• **Goal**
Below are some records. Count the lines with "Important" in them and give nothing but the total.

• **Material shown**
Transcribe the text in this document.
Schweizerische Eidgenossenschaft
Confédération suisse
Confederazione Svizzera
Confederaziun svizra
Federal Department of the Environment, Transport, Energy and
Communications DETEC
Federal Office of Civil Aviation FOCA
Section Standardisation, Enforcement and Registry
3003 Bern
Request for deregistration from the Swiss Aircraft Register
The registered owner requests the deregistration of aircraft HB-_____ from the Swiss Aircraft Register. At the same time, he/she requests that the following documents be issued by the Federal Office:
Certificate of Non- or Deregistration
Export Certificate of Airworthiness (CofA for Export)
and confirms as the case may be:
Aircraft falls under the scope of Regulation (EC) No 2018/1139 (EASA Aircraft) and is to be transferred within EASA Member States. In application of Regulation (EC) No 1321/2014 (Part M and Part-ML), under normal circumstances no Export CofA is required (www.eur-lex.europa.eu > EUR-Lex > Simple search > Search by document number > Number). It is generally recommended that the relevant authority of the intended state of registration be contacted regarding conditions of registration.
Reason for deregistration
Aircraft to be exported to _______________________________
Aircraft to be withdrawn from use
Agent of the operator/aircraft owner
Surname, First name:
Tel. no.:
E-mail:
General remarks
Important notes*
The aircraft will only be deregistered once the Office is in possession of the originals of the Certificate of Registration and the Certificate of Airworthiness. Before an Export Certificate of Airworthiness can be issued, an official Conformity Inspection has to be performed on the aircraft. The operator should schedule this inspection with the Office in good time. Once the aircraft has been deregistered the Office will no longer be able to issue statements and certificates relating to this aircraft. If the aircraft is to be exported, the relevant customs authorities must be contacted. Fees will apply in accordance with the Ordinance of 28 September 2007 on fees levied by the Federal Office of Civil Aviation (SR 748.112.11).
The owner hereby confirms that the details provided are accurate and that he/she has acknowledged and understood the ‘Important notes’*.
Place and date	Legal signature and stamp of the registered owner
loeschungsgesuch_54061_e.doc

• **Complete answer**
2